Only the pictures are to be left out; set down the rest of the records exactly.

##### Record extracts

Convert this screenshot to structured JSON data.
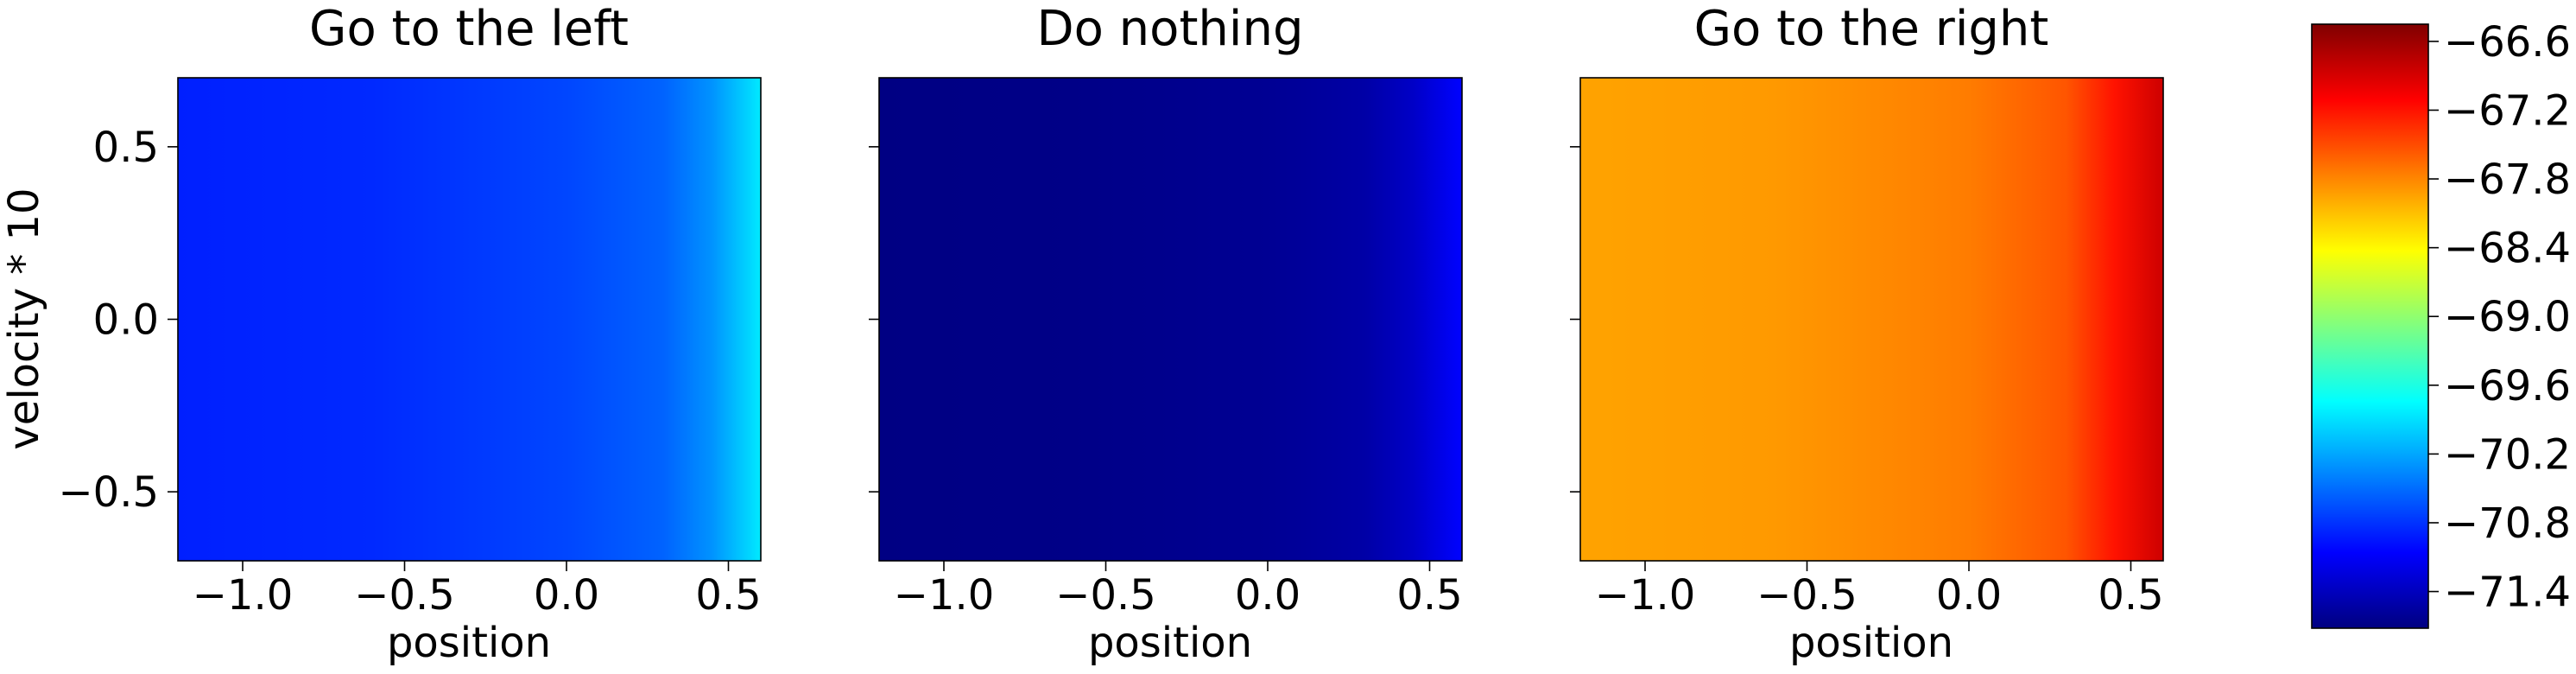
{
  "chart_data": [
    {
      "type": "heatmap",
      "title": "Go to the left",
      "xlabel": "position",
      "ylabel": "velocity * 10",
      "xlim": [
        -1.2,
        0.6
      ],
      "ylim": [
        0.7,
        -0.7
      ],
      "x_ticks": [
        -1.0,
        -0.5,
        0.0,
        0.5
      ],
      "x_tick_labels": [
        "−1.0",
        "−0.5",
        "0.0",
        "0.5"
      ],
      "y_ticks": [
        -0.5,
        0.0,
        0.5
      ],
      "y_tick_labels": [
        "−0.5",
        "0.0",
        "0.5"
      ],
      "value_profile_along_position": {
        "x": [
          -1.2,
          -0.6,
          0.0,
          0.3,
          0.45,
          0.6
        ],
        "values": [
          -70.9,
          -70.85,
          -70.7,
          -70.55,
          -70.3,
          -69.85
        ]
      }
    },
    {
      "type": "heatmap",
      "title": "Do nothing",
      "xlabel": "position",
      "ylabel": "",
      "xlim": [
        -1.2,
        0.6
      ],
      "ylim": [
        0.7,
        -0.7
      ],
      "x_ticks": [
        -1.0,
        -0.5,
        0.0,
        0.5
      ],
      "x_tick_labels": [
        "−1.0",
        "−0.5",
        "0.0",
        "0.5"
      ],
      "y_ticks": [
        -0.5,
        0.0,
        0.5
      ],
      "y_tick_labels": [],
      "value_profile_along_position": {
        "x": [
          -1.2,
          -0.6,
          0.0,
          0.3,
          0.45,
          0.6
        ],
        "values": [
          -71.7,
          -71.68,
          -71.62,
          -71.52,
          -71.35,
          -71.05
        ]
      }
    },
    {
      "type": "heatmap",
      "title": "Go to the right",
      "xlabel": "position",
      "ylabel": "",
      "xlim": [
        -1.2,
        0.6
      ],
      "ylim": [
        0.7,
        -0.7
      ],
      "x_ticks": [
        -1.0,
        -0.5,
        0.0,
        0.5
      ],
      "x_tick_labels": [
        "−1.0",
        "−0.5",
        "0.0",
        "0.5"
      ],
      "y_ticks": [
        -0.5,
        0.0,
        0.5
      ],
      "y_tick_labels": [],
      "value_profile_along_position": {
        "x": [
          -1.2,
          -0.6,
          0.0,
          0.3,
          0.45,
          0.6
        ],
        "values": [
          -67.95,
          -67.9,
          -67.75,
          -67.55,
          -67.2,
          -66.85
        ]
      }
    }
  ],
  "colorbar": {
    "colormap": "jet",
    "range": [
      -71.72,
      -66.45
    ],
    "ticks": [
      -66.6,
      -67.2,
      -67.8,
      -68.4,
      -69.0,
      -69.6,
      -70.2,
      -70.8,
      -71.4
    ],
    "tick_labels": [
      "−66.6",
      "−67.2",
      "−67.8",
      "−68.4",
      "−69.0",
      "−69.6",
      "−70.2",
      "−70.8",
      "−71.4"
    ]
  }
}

##########

*Worked answer*.
Convert this screenshot to structured JSON data.
{
  "chart_data": [
    {
      "type": "heatmap",
      "title": "Go to the left",
      "xlabel": "position",
      "ylabel": "velocity * 10",
      "xlim": [
        -1.2,
        0.6
      ],
      "ylim": [
        0.7,
        -0.7
      ],
      "x_ticks": [
        -1.0,
        -0.5,
        0.0,
        0.5
      ],
      "x_tick_labels": [
        "−1.0",
        "−0.5",
        "0.0",
        "0.5"
      ],
      "y_ticks": [
        -0.5,
        0.0,
        0.5
      ],
      "y_tick_labels": [
        "−0.5",
        "0.0",
        "0.5"
      ],
      "value_profile_along_position": {
        "x": [
          -1.2,
          -0.6,
          0.0,
          0.3,
          0.45,
          0.6
        ],
        "values": [
          -70.9,
          -70.85,
          -70.7,
          -70.55,
          -70.3,
          -69.85
        ]
      }
    },
    {
      "type": "heatmap",
      "title": "Do nothing",
      "xlabel": "position",
      "ylabel": "",
      "xlim": [
        -1.2,
        0.6
      ],
      "ylim": [
        0.7,
        -0.7
      ],
      "x_ticks": [
        -1.0,
        -0.5,
        0.0,
        0.5
      ],
      "x_tick_labels": [
        "−1.0",
        "−0.5",
        "0.0",
        "0.5"
      ],
      "y_ticks": [
        -0.5,
        0.0,
        0.5
      ],
      "y_tick_labels": [],
      "value_profile_along_position": {
        "x": [
          -1.2,
          -0.6,
          0.0,
          0.3,
          0.45,
          0.6
        ],
        "values": [
          -71.7,
          -71.68,
          -71.62,
          -71.52,
          -71.35,
          -71.05
        ]
      }
    },
    {
      "type": "heatmap",
      "title": "Go to the right",
      "xlabel": "position",
      "ylabel": "",
      "xlim": [
        -1.2,
        0.6
      ],
      "ylim": [
        0.7,
        -0.7
      ],
      "x_ticks": [
        -1.0,
        -0.5,
        0.0,
        0.5
      ],
      "x_tick_labels": [
        "−1.0",
        "−0.5",
        "0.0",
        "0.5"
      ],
      "y_ticks": [
        -0.5,
        0.0,
        0.5
      ],
      "y_tick_labels": [],
      "value_profile_along_position": {
        "x": [
          -1.2,
          -0.6,
          0.0,
          0.3,
          0.45,
          0.6
        ],
        "values": [
          -67.95,
          -67.9,
          -67.75,
          -67.55,
          -67.2,
          -66.85
        ]
      }
    }
  ],
  "colorbar": {
    "colormap": "jet",
    "range": [
      -71.72,
      -66.45
    ],
    "ticks": [
      -66.6,
      -67.2,
      -67.8,
      -68.4,
      -69.0,
      -69.6,
      -70.2,
      -70.8,
      -71.4
    ],
    "tick_labels": [
      "−66.6",
      "−67.2",
      "−67.8",
      "−68.4",
      "−69.0",
      "−69.6",
      "−70.2",
      "−70.8",
      "−71.4"
    ]
  }
}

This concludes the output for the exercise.